■ Task details: Write out each entry again. Keep every word exactly as it is.

■ Dataset rows:

────

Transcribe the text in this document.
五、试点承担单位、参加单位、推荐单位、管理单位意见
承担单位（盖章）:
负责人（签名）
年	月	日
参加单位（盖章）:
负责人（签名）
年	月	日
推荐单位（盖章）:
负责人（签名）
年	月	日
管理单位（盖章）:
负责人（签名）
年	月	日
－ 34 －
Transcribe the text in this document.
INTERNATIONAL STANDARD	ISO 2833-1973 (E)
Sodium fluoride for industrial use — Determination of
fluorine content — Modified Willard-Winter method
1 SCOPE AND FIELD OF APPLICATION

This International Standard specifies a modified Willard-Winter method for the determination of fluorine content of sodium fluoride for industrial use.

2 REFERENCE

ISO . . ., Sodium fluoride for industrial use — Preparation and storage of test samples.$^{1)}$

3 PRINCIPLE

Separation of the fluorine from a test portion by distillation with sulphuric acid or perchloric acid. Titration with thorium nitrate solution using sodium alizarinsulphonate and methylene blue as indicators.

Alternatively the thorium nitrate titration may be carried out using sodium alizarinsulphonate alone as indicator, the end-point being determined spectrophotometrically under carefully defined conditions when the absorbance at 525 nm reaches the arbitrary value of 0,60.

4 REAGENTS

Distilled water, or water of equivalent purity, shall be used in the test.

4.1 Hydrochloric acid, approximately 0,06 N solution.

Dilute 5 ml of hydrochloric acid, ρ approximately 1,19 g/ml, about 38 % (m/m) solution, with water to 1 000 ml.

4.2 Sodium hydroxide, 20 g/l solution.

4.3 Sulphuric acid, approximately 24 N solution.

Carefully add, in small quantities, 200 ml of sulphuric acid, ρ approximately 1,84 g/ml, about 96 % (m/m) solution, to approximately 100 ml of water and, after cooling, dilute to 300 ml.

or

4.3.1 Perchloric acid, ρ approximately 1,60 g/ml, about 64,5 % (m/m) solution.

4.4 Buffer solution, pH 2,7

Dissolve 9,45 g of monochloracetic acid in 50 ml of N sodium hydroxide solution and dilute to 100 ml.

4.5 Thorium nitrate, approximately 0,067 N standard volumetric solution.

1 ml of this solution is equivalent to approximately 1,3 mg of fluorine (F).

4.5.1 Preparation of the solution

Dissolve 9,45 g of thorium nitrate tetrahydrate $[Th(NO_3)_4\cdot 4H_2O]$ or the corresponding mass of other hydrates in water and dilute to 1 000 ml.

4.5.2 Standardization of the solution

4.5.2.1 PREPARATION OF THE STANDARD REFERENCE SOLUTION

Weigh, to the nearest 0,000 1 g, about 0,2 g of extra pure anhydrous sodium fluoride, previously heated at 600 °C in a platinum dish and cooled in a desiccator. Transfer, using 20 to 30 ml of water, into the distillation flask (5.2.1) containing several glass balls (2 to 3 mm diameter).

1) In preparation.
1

────

■ Task result:
Transcribe the text in this document.
五、试点承担单位、参加单位、推荐单位、管理单位意见
承担单位（盖章）:
负责人（签名）
年	月	日
参加单位（盖章）:
负责人（签名）
年	月	日
推荐单位（盖章）:
负责人（签名）
年	月	日
管理单位（盖章）:
负责人（签名）
年	月	日
－ 34 －
Transcribe the text in this document.
INTERNATIONAL STANDARD	ISO 2833-1973 (E)
Sodium fluoride for industrial use — Determination of
fluorine content — Modified Willard-Winter method
1 SCOPE AND FIELD OF APPLICATION

This International Standard specifies a modified Willard-Winter method for the determination of fluorine content of sodium fluoride for industrial use.

2 REFERENCE

ISO . . ., Sodium fluoride for industrial use — Preparation and storage of test samples.$^{1)}$

3 PRINCIPLE

Separation of the fluorine from a test portion by distillation with sulphuric acid or perchloric acid. Titration with thorium nitrate solution using sodium alizarinsulphonate and methylene blue as indicators.

Alternatively the thorium nitrate titration may be carried out using sodium alizarinsulphonate alone as indicator, the end-point being determined spectrophotometrically under carefully defined conditions when the absorbance at 525 nm reaches the arbitrary value of 0,60.

4 REAGENTS

Distilled water, or water of equivalent purity, shall be used in the test.

4.1 Hydrochloric acid, approximately 0,06 N solution.

Dilute 5 ml of hydrochloric acid, ρ approximately 1,19 g/ml, about 38 % (m/m) solution, with water to 1 000 ml.

4.2 Sodium hydroxide, 20 g/l solution.

4.3 Sulphuric acid, approximately 24 N solution.

Carefully add, in small quantities, 200 ml of sulphuric acid, ρ approximately 1,84 g/ml, about 96 % (m/m) solution, to approximately 100 ml of water and, after cooling, dilute to 300 ml.

or

4.3.1 Perchloric acid, ρ approximately 1,60 g/ml, about 64,5 % (m/m) solution.

4.4 Buffer solution, pH 2,7

Dissolve 9,45 g of monochloracetic acid in 50 ml of N sodium hydroxide solution and dilute to 100 ml.

4.5 Thorium nitrate, approximately 0,067 N standard volumetric solution.

1 ml of this solution is equivalent to approximately 1,3 mg of fluorine (F).

4.5.1 Preparation of the solution

Dissolve 9,45 g of thorium nitrate tetrahydrate $[Th(NO_3)_4\cdot 4H_2O]$ or the corresponding mass of other hydrates in water and dilute to 1 000 ml.

4.5.2 Standardization of the solution

4.5.2.1 PREPARATION OF THE STANDARD REFERENCE SOLUTION

Weigh, to the nearest 0,000 1 g, about 0,2 g of extra pure anhydrous sodium fluoride, previously heated at 600 °C in a platinum dish and cooled in a desiccator. Transfer, using 20 to 30 ml of water, into the distillation flask (5.2.1) containing several glass balls (2 to 3 mm diameter).

1) In preparation.
1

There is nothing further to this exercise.